[Start DATA FOR THIS TASK]
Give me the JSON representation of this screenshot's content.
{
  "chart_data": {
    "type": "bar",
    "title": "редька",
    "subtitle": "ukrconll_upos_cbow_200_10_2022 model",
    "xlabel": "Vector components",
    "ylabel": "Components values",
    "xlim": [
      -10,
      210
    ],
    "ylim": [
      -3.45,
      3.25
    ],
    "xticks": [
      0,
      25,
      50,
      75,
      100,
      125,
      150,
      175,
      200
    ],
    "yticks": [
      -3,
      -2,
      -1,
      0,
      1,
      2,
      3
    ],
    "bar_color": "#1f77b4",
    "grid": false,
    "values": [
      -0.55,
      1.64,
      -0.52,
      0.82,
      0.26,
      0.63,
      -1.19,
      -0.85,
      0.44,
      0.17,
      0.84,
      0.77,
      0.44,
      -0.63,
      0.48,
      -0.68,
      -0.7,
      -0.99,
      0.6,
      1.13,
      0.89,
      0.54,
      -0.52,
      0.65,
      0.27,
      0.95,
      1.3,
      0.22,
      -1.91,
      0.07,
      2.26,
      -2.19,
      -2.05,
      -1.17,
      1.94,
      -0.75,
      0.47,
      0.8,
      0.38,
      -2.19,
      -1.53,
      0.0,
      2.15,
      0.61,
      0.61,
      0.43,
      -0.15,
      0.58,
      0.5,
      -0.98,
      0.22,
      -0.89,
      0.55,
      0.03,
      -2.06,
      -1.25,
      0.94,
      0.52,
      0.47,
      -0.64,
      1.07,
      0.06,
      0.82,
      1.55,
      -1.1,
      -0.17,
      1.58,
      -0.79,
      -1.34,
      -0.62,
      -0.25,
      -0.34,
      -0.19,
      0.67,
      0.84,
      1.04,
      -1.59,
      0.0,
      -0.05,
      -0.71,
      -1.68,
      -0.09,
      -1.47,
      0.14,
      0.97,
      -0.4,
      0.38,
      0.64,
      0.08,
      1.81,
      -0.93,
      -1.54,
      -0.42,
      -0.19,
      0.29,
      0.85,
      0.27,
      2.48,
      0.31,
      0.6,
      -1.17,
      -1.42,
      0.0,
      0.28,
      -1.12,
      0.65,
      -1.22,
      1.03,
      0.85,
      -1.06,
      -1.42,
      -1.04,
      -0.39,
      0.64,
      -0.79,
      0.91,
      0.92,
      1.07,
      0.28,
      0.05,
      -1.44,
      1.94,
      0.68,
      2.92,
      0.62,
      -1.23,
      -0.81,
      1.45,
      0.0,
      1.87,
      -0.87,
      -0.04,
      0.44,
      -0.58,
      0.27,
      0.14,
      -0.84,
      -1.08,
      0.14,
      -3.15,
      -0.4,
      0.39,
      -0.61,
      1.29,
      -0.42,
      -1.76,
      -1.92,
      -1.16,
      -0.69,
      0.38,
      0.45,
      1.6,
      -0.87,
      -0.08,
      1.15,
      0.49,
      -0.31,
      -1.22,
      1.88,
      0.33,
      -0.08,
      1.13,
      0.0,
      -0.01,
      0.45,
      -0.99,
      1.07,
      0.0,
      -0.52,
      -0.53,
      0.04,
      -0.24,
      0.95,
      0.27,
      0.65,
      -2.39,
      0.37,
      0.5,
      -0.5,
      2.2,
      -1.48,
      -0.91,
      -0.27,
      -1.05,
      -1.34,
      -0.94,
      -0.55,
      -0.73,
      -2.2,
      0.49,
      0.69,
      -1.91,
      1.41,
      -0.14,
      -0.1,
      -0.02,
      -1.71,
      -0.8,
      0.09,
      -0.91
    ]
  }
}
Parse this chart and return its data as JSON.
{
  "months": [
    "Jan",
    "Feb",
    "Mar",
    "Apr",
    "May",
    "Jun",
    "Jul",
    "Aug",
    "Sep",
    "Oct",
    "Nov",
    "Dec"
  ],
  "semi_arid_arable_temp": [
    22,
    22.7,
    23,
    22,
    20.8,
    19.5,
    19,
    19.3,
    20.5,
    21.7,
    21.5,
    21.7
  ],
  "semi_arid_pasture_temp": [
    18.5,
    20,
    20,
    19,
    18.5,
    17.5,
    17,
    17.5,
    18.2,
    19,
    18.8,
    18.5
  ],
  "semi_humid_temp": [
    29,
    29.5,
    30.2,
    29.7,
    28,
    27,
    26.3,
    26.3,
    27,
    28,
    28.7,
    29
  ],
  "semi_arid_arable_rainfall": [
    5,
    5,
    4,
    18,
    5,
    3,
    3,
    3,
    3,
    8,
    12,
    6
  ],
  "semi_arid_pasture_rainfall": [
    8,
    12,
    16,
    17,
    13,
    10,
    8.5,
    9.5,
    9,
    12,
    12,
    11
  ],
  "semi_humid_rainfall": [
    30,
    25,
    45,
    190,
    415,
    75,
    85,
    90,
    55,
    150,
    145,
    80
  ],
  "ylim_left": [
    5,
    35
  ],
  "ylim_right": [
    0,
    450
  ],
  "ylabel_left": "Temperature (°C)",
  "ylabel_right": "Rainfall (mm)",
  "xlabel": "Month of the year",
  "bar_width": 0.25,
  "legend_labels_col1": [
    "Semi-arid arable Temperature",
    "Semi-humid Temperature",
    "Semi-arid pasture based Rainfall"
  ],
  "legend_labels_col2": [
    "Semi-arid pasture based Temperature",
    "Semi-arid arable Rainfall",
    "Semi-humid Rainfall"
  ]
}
[End DATA FOR THIS TASK]
▶ _TASK PROMPT_
Copy out the full listing exactly.

▶ _RESPONSE FOR THIS EXERCISE_
Give me the JSON representation of this screenshot's content.
{
  "chart_data": {
    "type": "bar",
    "title": "редька",
    "subtitle": "ukrconll_upos_cbow_200_10_2022 model",
    "xlabel": "Vector components",
    "ylabel": "Components values",
    "xlim": [
      -10,
      210
    ],
    "ylim": [
      -3.45,
      3.25
    ],
    "xticks": [
      0,
      25,
      50,
      75,
      100,
      125,
      150,
      175,
      200
    ],
    "yticks": [
      -3,
      -2,
      -1,
      0,
      1,
      2,
      3
    ],
    "bar_color": "#1f77b4",
    "grid": false,
    "values": [
      -0.55,
      1.64,
      -0.52,
      0.82,
      0.26,
      0.63,
      -1.19,
      -0.85,
      0.44,
      0.17,
      0.84,
      0.77,
      0.44,
      -0.63,
      0.48,
      -0.68,
      -0.7,
      -0.99,
      0.6,
      1.13,
      0.89,
      0.54,
      -0.52,
      0.65,
      0.27,
      0.95,
      1.3,
      0.22,
      -1.91,
      0.07,
      2.26,
      -2.19,
      -2.05,
      -1.17,
      1.94,
      -0.75,
      0.47,
      0.8,
      0.38,
      -2.19,
      -1.53,
      0.0,
      2.15,
      0.61,
      0.61,
      0.43,
      -0.15,
      0.58,
      0.5,
      -0.98,
      0.22,
      -0.89,
      0.55,
      0.03,
      -2.06,
      -1.25,
      0.94,
      0.52,
      0.47,
      -0.64,
      1.07,
      0.06,
      0.82,
      1.55,
      -1.1,
      -0.17,
      1.58,
      -0.79,
      -1.34,
      -0.62,
      -0.25,
      -0.34,
      -0.19,
      0.67,
      0.84,
      1.04,
      -1.59,
      0.0,
      -0.05,
      -0.71,
      -1.68,
      -0.09,
      -1.47,
      0.14,
      0.97,
      -0.4,
      0.38,
      0.64,
      0.08,
      1.81,
      -0.93,
      -1.54,
      -0.42,
      -0.19,
      0.29,
      0.85,
      0.27,
      2.48,
      0.31,
      0.6,
      -1.17,
      -1.42,
      0.0,
      0.28,
      -1.12,
      0.65,
      -1.22,
      1.03,
      0.85,
      -1.06,
      -1.42,
      -1.04,
      -0.39,
      0.64,
      -0.79,
      0.91,
      0.92,
      1.07,
      0.28,
      0.05,
      -1.44,
      1.94,
      0.68,
      2.92,
      0.62,
      -1.23,
      -0.81,
      1.45,
      0.0,
      1.87,
      -0.87,
      -0.04,
      0.44,
      -0.58,
      0.27,
      0.14,
      -0.84,
      -1.08,
      0.14,
      -3.15,
      -0.4,
      0.39,
      -0.61,
      1.29,
      -0.42,
      -1.76,
      -1.92,
      -1.16,
      -0.69,
      0.38,
      0.45,
      1.6,
      -0.87,
      -0.08,
      1.15,
      0.49,
      -0.31,
      -1.22,
      1.88,
      0.33,
      -0.08,
      1.13,
      0.0,
      -0.01,
      0.45,
      -0.99,
      1.07,
      0.0,
      -0.52,
      -0.53,
      0.04,
      -0.24,
      0.95,
      0.27,
      0.65,
      -2.39,
      0.37,
      0.5,
      -0.5,
      2.2,
      -1.48,
      -0.91,
      -0.27,
      -1.05,
      -1.34,
      -0.94,
      -0.55,
      -0.73,
      -2.2,
      0.49,
      0.69,
      -1.91,
      1.41,
      -0.14,
      -0.1,
      -0.02,
      -1.71,
      -0.8,
      0.09,
      -0.91
    ]
  }
}
Parse this chart and return its data as JSON.
{
  "months": [
    "Jan",
    "Feb",
    "Mar",
    "Apr",
    "May",
    "Jun",
    "Jul",
    "Aug",
    "Sep",
    "Oct",
    "Nov",
    "Dec"
  ],
  "semi_arid_arable_temp": [
    22,
    22.7,
    23,
    22,
    20.8,
    19.5,
    19,
    19.3,
    20.5,
    21.7,
    21.5,
    21.7
  ],
  "semi_arid_pasture_temp": [
    18.5,
    20,
    20,
    19,
    18.5,
    17.5,
    17,
    17.5,
    18.2,
    19,
    18.8,
    18.5
  ],
  "semi_humid_temp": [
    29,
    29.5,
    30.2,
    29.7,
    28,
    27,
    26.3,
    26.3,
    27,
    28,
    28.7,
    29
  ],
  "semi_arid_arable_rainfall": [
    5,
    5,
    4,
    18,
    5,
    3,
    3,
    3,
    3,
    8,
    12,
    6
  ],
  "semi_arid_pasture_rainfall": [
    8,
    12,
    16,
    17,
    13,
    10,
    8.5,
    9.5,
    9,
    12,
    12,
    11
  ],
  "semi_humid_rainfall": [
    30,
    25,
    45,
    190,
    415,
    75,
    85,
    90,
    55,
    150,
    145,
    80
  ],
  "ylim_left": [
    5,
    35
  ],
  "ylim_right": [
    0,
    450
  ],
  "ylabel_left": "Temperature (°C)",
  "ylabel_right": "Rainfall (mm)",
  "xlabel": "Month of the year",
  "bar_width": 0.25,
  "legend_labels_col1": [
    "Semi-arid arable Temperature",
    "Semi-humid Temperature",
    "Semi-arid pasture based Rainfall"
  ],
  "legend_labels_col2": [
    "Semi-arid pasture based Temperature",
    "Semi-arid arable Rainfall",
    "Semi-humid Rainfall"
  ]
}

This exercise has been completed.